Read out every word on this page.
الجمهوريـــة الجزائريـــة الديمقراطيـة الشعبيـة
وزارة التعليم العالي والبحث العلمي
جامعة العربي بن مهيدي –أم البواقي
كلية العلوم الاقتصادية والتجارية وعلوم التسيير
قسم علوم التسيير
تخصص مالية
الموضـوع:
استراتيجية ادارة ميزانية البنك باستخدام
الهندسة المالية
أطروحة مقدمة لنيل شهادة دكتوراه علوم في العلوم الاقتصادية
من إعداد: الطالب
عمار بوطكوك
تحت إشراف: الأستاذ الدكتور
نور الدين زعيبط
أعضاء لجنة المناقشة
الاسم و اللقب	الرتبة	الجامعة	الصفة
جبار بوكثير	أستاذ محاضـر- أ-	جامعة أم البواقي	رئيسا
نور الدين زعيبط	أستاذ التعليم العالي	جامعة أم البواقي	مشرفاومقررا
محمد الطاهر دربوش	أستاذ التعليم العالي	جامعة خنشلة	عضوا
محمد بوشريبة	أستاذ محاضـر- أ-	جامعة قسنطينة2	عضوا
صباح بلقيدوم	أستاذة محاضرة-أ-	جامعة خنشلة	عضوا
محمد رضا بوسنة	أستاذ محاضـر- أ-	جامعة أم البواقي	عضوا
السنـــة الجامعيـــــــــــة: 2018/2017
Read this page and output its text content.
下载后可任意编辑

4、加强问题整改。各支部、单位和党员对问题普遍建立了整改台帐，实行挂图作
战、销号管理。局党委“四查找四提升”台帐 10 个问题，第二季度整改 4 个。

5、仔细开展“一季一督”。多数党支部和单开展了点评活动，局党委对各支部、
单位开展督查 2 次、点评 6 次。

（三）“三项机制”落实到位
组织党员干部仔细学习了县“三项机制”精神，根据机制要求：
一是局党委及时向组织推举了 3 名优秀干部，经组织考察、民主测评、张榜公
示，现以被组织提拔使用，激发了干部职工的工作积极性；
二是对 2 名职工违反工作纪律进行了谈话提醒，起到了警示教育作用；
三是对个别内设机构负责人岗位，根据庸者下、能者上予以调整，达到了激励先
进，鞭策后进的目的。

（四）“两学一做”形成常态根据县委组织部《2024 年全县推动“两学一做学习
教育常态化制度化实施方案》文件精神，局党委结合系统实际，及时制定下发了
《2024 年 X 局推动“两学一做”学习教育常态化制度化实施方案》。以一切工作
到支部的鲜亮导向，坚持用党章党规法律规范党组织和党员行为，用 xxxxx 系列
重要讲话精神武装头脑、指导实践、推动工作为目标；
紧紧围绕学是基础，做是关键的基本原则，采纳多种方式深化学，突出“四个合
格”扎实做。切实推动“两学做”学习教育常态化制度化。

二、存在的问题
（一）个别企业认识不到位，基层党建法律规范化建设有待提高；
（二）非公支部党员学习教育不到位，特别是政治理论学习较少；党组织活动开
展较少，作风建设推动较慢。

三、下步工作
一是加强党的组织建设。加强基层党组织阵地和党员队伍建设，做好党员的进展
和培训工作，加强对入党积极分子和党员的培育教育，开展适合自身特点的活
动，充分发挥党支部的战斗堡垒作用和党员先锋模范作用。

########

- TASK TO COMPLETE:
Print all of the entries again, exactly as written.

- RESULT:
Read out every word on this page.
الجمهوريـــة الجزائريـــة الديمقراطيـة الشعبيـة
وزارة التعليم العالي والبحث العلمي
جامعة العربي بن مهيدي –أم البواقي
كلية العلوم الاقتصادية والتجارية وعلوم التسيير
قسم علوم التسيير
تخصص مالية
الموضـوع:
استراتيجية ادارة ميزانية البنك باستخدام
الهندسة المالية
أطروحة مقدمة لنيل شهادة دكتوراه علوم في العلوم الاقتصادية
من إعداد: الطالب
عمار بوطكوك
تحت إشراف: الأستاذ الدكتور
نور الدين زعيبط
أعضاء لجنة المناقشة
الاسم و اللقب	الرتبة	الجامعة	الصفة
جبار بوكثير	أستاذ محاضـر- أ-	جامعة أم البواقي	رئيسا
نور الدين زعيبط	أستاذ التعليم العالي	جامعة أم البواقي	مشرفاومقررا
محمد الطاهر دربوش	أستاذ التعليم العالي	جامعة خنشلة	عضوا
محمد بوشريبة	أستاذ محاضـر- أ-	جامعة قسنطينة2	عضوا
صباح بلقيدوم	أستاذة محاضرة-أ-	جامعة خنشلة	عضوا
محمد رضا بوسنة	أستاذ محاضـر- أ-	جامعة أم البواقي	عضوا
السنـــة الجامعيـــــــــــة: 2018/2017
Read this page and output its text content.
下载后可任意编辑

4、加强问题整改。各支部、单位和党员对问题普遍建立了整改台帐，实行挂图作
战、销号管理。局党委“四查找四提升”台帐 10 个问题，第二季度整改 4 个。

5、仔细开展“一季一督”。多数党支部和单开展了点评活动，局党委对各支部、
单位开展督查 2 次、点评 6 次。

（三）“三项机制”落实到位
组织党员干部仔细学习了县“三项机制”精神，根据机制要求：
一是局党委及时向组织推举了 3 名优秀干部，经组织考察、民主测评、张榜公
示，现以被组织提拔使用，激发了干部职工的工作积极性；
二是对 2 名职工违反工作纪律进行了谈话提醒，起到了警示教育作用；
三是对个别内设机构负责人岗位，根据庸者下、能者上予以调整，达到了激励先
进，鞭策后进的目的。

（四）“两学一做”形成常态根据县委组织部《2024 年全县推动“两学一做学习
教育常态化制度化实施方案》文件精神，局党委结合系统实际，及时制定下发了
《2024 年 X 局推动“两学一做”学习教育常态化制度化实施方案》。以一切工作
到支部的鲜亮导向，坚持用党章党规法律规范党组织和党员行为，用 xxxxx 系列
重要讲话精神武装头脑、指导实践、推动工作为目标；
紧紧围绕学是基础，做是关键的基本原则，采纳多种方式深化学，突出“四个合
格”扎实做。切实推动“两学做”学习教育常态化制度化。

二、存在的问题
（一）个别企业认识不到位，基层党建法律规范化建设有待提高；
（二）非公支部党员学习教育不到位，特别是政治理论学习较少；党组织活动开
展较少，作风建设推动较慢。

三、下步工作
一是加强党的组织建设。加强基层党组织阵地和党员队伍建设，做好党员的进展
和培训工作，加强对入党积极分子和党员的培育教育，开展适合自身特点的活
动，充分发挥党支部的战斗堡垒作用和党员先锋模范作用。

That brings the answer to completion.